-- begin DATA FOR PROCESSING --

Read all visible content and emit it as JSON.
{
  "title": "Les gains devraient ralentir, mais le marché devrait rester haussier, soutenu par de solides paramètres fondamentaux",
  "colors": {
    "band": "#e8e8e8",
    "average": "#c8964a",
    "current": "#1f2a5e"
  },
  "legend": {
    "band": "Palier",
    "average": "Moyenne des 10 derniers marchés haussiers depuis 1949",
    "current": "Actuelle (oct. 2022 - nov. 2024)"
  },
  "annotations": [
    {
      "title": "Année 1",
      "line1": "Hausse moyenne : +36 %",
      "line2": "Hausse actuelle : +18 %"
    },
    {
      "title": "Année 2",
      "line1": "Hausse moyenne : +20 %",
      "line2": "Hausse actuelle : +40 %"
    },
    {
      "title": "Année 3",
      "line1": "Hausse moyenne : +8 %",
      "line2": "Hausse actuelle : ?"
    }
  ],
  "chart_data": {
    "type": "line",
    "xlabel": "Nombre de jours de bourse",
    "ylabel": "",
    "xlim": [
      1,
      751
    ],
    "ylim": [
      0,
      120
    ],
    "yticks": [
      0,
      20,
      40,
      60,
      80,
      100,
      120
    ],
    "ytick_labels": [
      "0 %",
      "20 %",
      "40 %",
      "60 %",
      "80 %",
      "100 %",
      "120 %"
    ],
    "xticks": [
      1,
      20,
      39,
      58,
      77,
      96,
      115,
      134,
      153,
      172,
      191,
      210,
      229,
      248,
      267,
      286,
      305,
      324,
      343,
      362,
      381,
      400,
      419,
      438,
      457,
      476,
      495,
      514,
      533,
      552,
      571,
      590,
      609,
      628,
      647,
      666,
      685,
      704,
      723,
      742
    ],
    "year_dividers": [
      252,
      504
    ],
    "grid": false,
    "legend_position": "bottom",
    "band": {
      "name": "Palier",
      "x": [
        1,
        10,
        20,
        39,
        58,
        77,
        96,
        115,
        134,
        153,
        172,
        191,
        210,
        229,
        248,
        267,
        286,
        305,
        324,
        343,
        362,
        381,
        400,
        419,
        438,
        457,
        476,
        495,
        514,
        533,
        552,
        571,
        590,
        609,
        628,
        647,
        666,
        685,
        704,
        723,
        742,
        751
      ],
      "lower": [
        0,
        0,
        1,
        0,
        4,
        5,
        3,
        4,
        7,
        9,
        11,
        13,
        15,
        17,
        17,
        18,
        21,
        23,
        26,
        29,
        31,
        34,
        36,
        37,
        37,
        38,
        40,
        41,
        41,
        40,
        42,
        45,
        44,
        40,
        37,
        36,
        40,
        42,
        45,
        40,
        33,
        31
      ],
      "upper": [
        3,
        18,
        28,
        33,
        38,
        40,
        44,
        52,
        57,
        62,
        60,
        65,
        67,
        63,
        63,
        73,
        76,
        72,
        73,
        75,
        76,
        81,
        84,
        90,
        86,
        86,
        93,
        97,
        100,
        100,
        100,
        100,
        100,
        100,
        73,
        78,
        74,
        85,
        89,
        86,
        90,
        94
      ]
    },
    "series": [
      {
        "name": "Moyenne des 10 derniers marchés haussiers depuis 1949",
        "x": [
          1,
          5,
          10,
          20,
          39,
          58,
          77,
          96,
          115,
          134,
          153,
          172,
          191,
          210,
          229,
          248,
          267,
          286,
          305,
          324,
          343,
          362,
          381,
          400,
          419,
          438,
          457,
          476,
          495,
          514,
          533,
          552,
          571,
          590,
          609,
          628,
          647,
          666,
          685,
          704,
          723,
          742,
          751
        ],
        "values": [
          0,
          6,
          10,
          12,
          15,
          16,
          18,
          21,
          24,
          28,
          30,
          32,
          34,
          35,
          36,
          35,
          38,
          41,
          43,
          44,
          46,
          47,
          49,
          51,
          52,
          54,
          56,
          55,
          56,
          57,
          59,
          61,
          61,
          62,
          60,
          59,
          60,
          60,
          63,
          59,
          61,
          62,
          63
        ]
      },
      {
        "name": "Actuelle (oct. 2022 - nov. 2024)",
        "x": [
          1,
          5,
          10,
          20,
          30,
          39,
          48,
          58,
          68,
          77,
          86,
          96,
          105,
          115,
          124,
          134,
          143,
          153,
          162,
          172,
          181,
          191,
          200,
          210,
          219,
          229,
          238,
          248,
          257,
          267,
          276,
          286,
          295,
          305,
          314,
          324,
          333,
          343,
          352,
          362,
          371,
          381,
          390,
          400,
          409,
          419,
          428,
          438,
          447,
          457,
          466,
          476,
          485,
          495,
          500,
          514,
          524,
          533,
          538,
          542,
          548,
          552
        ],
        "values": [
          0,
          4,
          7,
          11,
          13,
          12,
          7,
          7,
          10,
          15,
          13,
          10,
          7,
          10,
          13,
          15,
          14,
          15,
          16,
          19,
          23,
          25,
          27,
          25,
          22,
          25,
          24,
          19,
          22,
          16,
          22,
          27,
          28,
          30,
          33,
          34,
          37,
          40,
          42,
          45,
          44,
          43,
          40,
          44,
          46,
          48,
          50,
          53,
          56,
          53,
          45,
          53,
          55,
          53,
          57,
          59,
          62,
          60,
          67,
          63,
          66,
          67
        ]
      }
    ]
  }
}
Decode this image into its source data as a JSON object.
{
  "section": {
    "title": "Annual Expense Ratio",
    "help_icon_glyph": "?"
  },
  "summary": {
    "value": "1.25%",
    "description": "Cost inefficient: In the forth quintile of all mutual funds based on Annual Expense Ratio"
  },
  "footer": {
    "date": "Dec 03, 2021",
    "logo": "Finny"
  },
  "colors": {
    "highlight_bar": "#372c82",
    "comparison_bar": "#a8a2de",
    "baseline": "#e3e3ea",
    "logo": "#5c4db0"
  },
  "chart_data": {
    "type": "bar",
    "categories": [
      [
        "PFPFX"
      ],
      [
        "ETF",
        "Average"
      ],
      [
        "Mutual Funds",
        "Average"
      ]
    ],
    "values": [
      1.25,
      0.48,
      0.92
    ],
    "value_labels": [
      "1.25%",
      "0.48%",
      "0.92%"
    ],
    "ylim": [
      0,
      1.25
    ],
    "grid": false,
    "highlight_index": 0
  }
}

-- end DATA FOR PROCESSING --

> WHAT YOU SHOULD DO:
Take the records above and return them exactly as written.

> WRITTEN RESPONSE:
Read all visible content and emit it as JSON.
{
  "title": "Les gains devraient ralentir, mais le marché devrait rester haussier, soutenu par de solides paramètres fondamentaux",
  "colors": {
    "band": "#e8e8e8",
    "average": "#c8964a",
    "current": "#1f2a5e"
  },
  "legend": {
    "band": "Palier",
    "average": "Moyenne des 10 derniers marchés haussiers depuis 1949",
    "current": "Actuelle (oct. 2022 - nov. 2024)"
  },
  "annotations": [
    {
      "title": "Année 1",
      "line1": "Hausse moyenne : +36 %",
      "line2": "Hausse actuelle : +18 %"
    },
    {
      "title": "Année 2",
      "line1": "Hausse moyenne : +20 %",
      "line2": "Hausse actuelle : +40 %"
    },
    {
      "title": "Année 3",
      "line1": "Hausse moyenne : +8 %",
      "line2": "Hausse actuelle : ?"
    }
  ],
  "chart_data": {
    "type": "line",
    "xlabel": "Nombre de jours de bourse",
    "ylabel": "",
    "xlim": [
      1,
      751
    ],
    "ylim": [
      0,
      120
    ],
    "yticks": [
      0,
      20,
      40,
      60,
      80,
      100,
      120
    ],
    "ytick_labels": [
      "0 %",
      "20 %",
      "40 %",
      "60 %",
      "80 %",
      "100 %",
      "120 %"
    ],
    "xticks": [
      1,
      20,
      39,
      58,
      77,
      96,
      115,
      134,
      153,
      172,
      191,
      210,
      229,
      248,
      267,
      286,
      305,
      324,
      343,
      362,
      381,
      400,
      419,
      438,
      457,
      476,
      495,
      514,
      533,
      552,
      571,
      590,
      609,
      628,
      647,
      666,
      685,
      704,
      723,
      742
    ],
    "year_dividers": [
      252,
      504
    ],
    "grid": false,
    "legend_position": "bottom",
    "band": {
      "name": "Palier",
      "x": [
        1,
        10,
        20,
        39,
        58,
        77,
        96,
        115,
        134,
        153,
        172,
        191,
        210,
        229,
        248,
        267,
        286,
        305,
        324,
        343,
        362,
        381,
        400,
        419,
        438,
        457,
        476,
        495,
        514,
        533,
        552,
        571,
        590,
        609,
        628,
        647,
        666,
        685,
        704,
        723,
        742,
        751
      ],
      "lower": [
        0,
        0,
        1,
        0,
        4,
        5,
        3,
        4,
        7,
        9,
        11,
        13,
        15,
        17,
        17,
        18,
        21,
        23,
        26,
        29,
        31,
        34,
        36,
        37,
        37,
        38,
        40,
        41,
        41,
        40,
        42,
        45,
        44,
        40,
        37,
        36,
        40,
        42,
        45,
        40,
        33,
        31
      ],
      "upper": [
        3,
        18,
        28,
        33,
        38,
        40,
        44,
        52,
        57,
        62,
        60,
        65,
        67,
        63,
        63,
        73,
        76,
        72,
        73,
        75,
        76,
        81,
        84,
        90,
        86,
        86,
        93,
        97,
        100,
        100,
        100,
        100,
        100,
        100,
        73,
        78,
        74,
        85,
        89,
        86,
        90,
        94
      ]
    },
    "series": [
      {
        "name": "Moyenne des 10 derniers marchés haussiers depuis 1949",
        "x": [
          1,
          5,
          10,
          20,
          39,
          58,
          77,
          96,
          115,
          134,
          153,
          172,
          191,
          210,
          229,
          248,
          267,
          286,
          305,
          324,
          343,
          362,
          381,
          400,
          419,
          438,
          457,
          476,
          495,
          514,
          533,
          552,
          571,
          590,
          609,
          628,
          647,
          666,
          685,
          704,
          723,
          742,
          751
        ],
        "values": [
          0,
          6,
          10,
          12,
          15,
          16,
          18,
          21,
          24,
          28,
          30,
          32,
          34,
          35,
          36,
          35,
          38,
          41,
          43,
          44,
          46,
          47,
          49,
          51,
          52,
          54,
          56,
          55,
          56,
          57,
          59,
          61,
          61,
          62,
          60,
          59,
          60,
          60,
          63,
          59,
          61,
          62,
          63
        ]
      },
      {
        "name": "Actuelle (oct. 2022 - nov. 2024)",
        "x": [
          1,
          5,
          10,
          20,
          30,
          39,
          48,
          58,
          68,
          77,
          86,
          96,
          105,
          115,
          124,
          134,
          143,
          153,
          162,
          172,
          181,
          191,
          200,
          210,
          219,
          229,
          238,
          248,
          257,
          267,
          276,
          286,
          295,
          305,
          314,
          324,
          333,
          343,
          352,
          362,
          371,
          381,
          390,
          400,
          409,
          419,
          428,
          438,
          447,
          457,
          466,
          476,
          485,
          495,
          500,
          514,
          524,
          533,
          538,
          542,
          548,
          552
        ],
        "values": [
          0,
          4,
          7,
          11,
          13,
          12,
          7,
          7,
          10,
          15,
          13,
          10,
          7,
          10,
          13,
          15,
          14,
          15,
          16,
          19,
          23,
          25,
          27,
          25,
          22,
          25,
          24,
          19,
          22,
          16,
          22,
          27,
          28,
          30,
          33,
          34,
          37,
          40,
          42,
          45,
          44,
          43,
          40,
          44,
          46,
          48,
          50,
          53,
          56,
          53,
          45,
          53,
          55,
          53,
          57,
          59,
          62,
          60,
          67,
          63,
          66,
          67
        ]
      }
    ]
  }
}
Decode this image into its source data as a JSON object.
{
  "section": {
    "title": "Annual Expense Ratio",
    "help_icon_glyph": "?"
  },
  "summary": {
    "value": "1.25%",
    "description": "Cost inefficient: In the forth quintile of all mutual funds based on Annual Expense Ratio"
  },
  "footer": {
    "date": "Dec 03, 2021",
    "logo": "Finny"
  },
  "colors": {
    "highlight_bar": "#372c82",
    "comparison_bar": "#a8a2de",
    "baseline": "#e3e3ea",
    "logo": "#5c4db0"
  },
  "chart_data": {
    "type": "bar",
    "categories": [
      [
        "PFPFX"
      ],
      [
        "ETF",
        "Average"
      ],
      [
        "Mutual Funds",
        "Average"
      ]
    ],
    "values": [
      1.25,
      0.48,
      0.92
    ],
    "value_labels": [
      "1.25%",
      "0.48%",
      "0.92%"
    ],
    "ylim": [
      0,
      1.25
    ],
    "grid": false,
    "highlight_index": 0
  }
}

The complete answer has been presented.